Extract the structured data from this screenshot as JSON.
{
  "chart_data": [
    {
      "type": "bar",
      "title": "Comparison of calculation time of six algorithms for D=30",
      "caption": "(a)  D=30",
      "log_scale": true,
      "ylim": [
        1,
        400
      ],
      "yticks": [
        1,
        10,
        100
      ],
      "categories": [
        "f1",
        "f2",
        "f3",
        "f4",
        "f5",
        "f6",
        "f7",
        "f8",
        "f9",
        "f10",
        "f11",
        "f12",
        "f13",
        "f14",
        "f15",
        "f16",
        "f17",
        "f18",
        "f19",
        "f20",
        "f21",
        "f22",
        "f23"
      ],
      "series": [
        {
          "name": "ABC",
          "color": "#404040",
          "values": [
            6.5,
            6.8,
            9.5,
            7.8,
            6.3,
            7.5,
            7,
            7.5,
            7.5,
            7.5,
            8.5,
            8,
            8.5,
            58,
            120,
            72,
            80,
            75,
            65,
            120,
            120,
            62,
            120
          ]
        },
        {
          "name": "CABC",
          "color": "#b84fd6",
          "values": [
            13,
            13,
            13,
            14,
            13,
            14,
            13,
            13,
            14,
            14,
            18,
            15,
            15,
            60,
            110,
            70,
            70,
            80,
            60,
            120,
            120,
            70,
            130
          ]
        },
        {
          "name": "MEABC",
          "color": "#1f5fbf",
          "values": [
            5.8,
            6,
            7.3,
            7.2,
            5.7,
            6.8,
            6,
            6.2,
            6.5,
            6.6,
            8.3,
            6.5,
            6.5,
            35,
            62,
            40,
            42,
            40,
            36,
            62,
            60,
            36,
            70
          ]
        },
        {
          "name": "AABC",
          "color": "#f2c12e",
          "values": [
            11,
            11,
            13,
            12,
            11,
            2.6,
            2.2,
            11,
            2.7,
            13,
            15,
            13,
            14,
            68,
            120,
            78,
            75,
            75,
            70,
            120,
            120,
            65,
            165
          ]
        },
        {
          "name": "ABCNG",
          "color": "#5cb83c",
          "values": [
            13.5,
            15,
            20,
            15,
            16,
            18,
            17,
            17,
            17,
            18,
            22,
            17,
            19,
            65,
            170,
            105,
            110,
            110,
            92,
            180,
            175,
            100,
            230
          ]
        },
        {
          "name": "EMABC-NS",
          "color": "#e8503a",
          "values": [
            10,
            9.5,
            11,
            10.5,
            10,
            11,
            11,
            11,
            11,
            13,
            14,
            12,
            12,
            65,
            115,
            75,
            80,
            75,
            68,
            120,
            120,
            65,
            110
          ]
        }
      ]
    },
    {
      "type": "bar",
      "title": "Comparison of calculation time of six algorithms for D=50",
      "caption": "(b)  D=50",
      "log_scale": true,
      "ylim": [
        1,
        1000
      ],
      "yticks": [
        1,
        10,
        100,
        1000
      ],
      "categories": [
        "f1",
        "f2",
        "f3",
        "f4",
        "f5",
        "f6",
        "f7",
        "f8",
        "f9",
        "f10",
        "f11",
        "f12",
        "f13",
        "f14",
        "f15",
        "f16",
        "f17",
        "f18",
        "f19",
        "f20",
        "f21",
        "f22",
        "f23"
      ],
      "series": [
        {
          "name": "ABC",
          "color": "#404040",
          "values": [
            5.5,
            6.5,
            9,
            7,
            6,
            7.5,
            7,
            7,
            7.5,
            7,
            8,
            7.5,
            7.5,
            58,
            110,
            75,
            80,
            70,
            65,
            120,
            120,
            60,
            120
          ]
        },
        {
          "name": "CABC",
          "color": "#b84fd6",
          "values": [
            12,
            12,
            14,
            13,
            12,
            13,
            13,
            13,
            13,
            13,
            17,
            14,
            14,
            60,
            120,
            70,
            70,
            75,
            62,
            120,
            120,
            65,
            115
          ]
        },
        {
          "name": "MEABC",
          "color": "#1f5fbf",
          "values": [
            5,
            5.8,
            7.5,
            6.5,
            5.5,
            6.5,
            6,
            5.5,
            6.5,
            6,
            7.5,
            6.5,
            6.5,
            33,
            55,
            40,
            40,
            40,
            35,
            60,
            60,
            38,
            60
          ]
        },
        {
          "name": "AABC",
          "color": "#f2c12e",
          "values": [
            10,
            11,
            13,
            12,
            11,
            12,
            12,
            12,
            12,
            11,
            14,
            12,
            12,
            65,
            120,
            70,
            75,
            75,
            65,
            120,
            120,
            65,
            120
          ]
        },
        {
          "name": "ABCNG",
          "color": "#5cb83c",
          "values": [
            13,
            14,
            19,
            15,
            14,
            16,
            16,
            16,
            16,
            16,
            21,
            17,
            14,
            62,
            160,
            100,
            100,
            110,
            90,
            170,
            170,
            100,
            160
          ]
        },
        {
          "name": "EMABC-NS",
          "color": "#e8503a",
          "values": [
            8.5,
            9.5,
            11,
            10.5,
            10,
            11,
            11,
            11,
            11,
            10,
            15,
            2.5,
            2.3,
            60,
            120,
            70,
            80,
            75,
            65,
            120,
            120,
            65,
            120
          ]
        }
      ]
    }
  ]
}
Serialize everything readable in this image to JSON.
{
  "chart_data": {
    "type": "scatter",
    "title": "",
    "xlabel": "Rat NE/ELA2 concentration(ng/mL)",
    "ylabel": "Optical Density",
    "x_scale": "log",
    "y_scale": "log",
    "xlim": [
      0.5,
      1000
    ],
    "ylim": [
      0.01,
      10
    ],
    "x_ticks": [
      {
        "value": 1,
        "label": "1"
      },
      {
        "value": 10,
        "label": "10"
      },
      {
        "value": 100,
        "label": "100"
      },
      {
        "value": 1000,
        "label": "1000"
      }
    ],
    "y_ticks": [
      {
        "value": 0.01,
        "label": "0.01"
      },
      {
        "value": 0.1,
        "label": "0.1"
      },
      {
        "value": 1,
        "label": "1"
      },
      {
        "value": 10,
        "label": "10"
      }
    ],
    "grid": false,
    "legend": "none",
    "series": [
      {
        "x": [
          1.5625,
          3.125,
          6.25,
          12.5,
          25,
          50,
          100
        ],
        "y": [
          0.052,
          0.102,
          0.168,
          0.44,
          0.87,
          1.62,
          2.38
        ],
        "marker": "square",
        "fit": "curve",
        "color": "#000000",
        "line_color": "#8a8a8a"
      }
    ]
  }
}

----

Write the material out again in its entirety, exactly as shown.

Response:
Extract the structured data from this screenshot as JSON.
{
  "chart_data": [
    {
      "type": "bar",
      "title": "Comparison of calculation time of six algorithms for D=30",
      "caption": "(a)  D=30",
      "log_scale": true,
      "ylim": [
        1,
        400
      ],
      "yticks": [
        1,
        10,
        100
      ],
      "categories": [
        "f1",
        "f2",
        "f3",
        "f4",
        "f5",
        "f6",
        "f7",
        "f8",
        "f9",
        "f10",
        "f11",
        "f12",
        "f13",
        "f14",
        "f15",
        "f16",
        "f17",
        "f18",
        "f19",
        "f20",
        "f21",
        "f22",
        "f23"
      ],
      "series": [
        {
          "name": "ABC",
          "color": "#404040",
          "values": [
            6.5,
            6.8,
            9.5,
            7.8,
            6.3,
            7.5,
            7,
            7.5,
            7.5,
            7.5,
            8.5,
            8,
            8.5,
            58,
            120,
            72,
            80,
            75,
            65,
            120,
            120,
            62,
            120
          ]
        },
        {
          "name": "CABC",
          "color": "#b84fd6",
          "values": [
            13,
            13,
            13,
            14,
            13,
            14,
            13,
            13,
            14,
            14,
            18,
            15,
            15,
            60,
            110,
            70,
            70,
            80,
            60,
            120,
            120,
            70,
            130
          ]
        },
        {
          "name": "MEABC",
          "color": "#1f5fbf",
          "values": [
            5.8,
            6,
            7.3,
            7.2,
            5.7,
            6.8,
            6,
            6.2,
            6.5,
            6.6,
            8.3,
            6.5,
            6.5,
            35,
            62,
            40,
            42,
            40,
            36,
            62,
            60,
            36,
            70
          ]
        },
        {
          "name": "AABC",
          "color": "#f2c12e",
          "values": [
            11,
            11,
            13,
            12,
            11,
            2.6,
            2.2,
            11,
            2.7,
            13,
            15,
            13,
            14,
            68,
            120,
            78,
            75,
            75,
            70,
            120,
            120,
            65,
            165
          ]
        },
        {
          "name": "ABCNG",
          "color": "#5cb83c",
          "values": [
            13.5,
            15,
            20,
            15,
            16,
            18,
            17,
            17,
            17,
            18,
            22,
            17,
            19,
            65,
            170,
            105,
            110,
            110,
            92,
            180,
            175,
            100,
            230
          ]
        },
        {
          "name": "EMABC-NS",
          "color": "#e8503a",
          "values": [
            10,
            9.5,
            11,
            10.5,
            10,
            11,
            11,
            11,
            11,
            13,
            14,
            12,
            12,
            65,
            115,
            75,
            80,
            75,
            68,
            120,
            120,
            65,
            110
          ]
        }
      ]
    },
    {
      "type": "bar",
      "title": "Comparison of calculation time of six algorithms for D=50",
      "caption": "(b)  D=50",
      "log_scale": true,
      "ylim": [
        1,
        1000
      ],
      "yticks": [
        1,
        10,
        100,
        1000
      ],
      "categories": [
        "f1",
        "f2",
        "f3",
        "f4",
        "f5",
        "f6",
        "f7",
        "f8",
        "f9",
        "f10",
        "f11",
        "f12",
        "f13",
        "f14",
        "f15",
        "f16",
        "f17",
        "f18",
        "f19",
        "f20",
        "f21",
        "f22",
        "f23"
      ],
      "series": [
        {
          "name": "ABC",
          "color": "#404040",
          "values": [
            5.5,
            6.5,
            9,
            7,
            6,
            7.5,
            7,
            7,
            7.5,
            7,
            8,
            7.5,
            7.5,
            58,
            110,
            75,
            80,
            70,
            65,
            120,
            120,
            60,
            120
          ]
        },
        {
          "name": "CABC",
          "color": "#b84fd6",
          "values": [
            12,
            12,
            14,
            13,
            12,
            13,
            13,
            13,
            13,
            13,
            17,
            14,
            14,
            60,
            120,
            70,
            70,
            75,
            62,
            120,
            120,
            65,
            115
          ]
        },
        {
          "name": "MEABC",
          "color": "#1f5fbf",
          "values": [
            5,
            5.8,
            7.5,
            6.5,
            5.5,
            6.5,
            6,
            5.5,
            6.5,
            6,
            7.5,
            6.5,
            6.5,
            33,
            55,
            40,
            40,
            40,
            35,
            60,
            60,
            38,
            60
          ]
        },
        {
          "name": "AABC",
          "color": "#f2c12e",
          "values": [
            10,
            11,
            13,
            12,
            11,
            12,
            12,
            12,
            12,
            11,
            14,
            12,
            12,
            65,
            120,
            70,
            75,
            75,
            65,
            120,
            120,
            65,
            120
          ]
        },
        {
          "name": "ABCNG",
          "color": "#5cb83c",
          "values": [
            13,
            14,
            19,
            15,
            14,
            16,
            16,
            16,
            16,
            16,
            21,
            17,
            14,
            62,
            160,
            100,
            100,
            110,
            90,
            170,
            170,
            100,
            160
          ]
        },
        {
          "name": "EMABC-NS",
          "color": "#e8503a",
          "values": [
            8.5,
            9.5,
            11,
            10.5,
            10,
            11,
            11,
            11,
            11,
            10,
            15,
            2.5,
            2.3,
            60,
            120,
            70,
            80,
            75,
            65,
            120,
            120,
            65,
            120
          ]
        }
      ]
    }
  ]
}
Serialize everything readable in this image to JSON.
{
  "chart_data": {
    "type": "scatter",
    "title": "",
    "xlabel": "Rat NE/ELA2 concentration(ng/mL)",
    "ylabel": "Optical Density",
    "x_scale": "log",
    "y_scale": "log",
    "xlim": [
      0.5,
      1000
    ],
    "ylim": [
      0.01,
      10
    ],
    "x_ticks": [
      {
        "value": 1,
        "label": "1"
      },
      {
        "value": 10,
        "label": "10"
      },
      {
        "value": 100,
        "label": "100"
      },
      {
        "value": 1000,
        "label": "1000"
      }
    ],
    "y_ticks": [
      {
        "value": 0.01,
        "label": "0.01"
      },
      {
        "value": 0.1,
        "label": "0.1"
      },
      {
        "value": 1,
        "label": "1"
      },
      {
        "value": 10,
        "label": "10"
      }
    ],
    "grid": false,
    "legend": "none",
    "series": [
      {
        "x": [
          1.5625,
          3.125,
          6.25,
          12.5,
          25,
          50,
          100
        ],
        "y": [
          0.052,
          0.102,
          0.168,
          0.44,
          0.87,
          1.62,
          2.38
        ],
        "marker": "square",
        "fit": "curve",
        "color": "#000000",
        "line_color": "#8a8a8a"
      }
    ]
  }
}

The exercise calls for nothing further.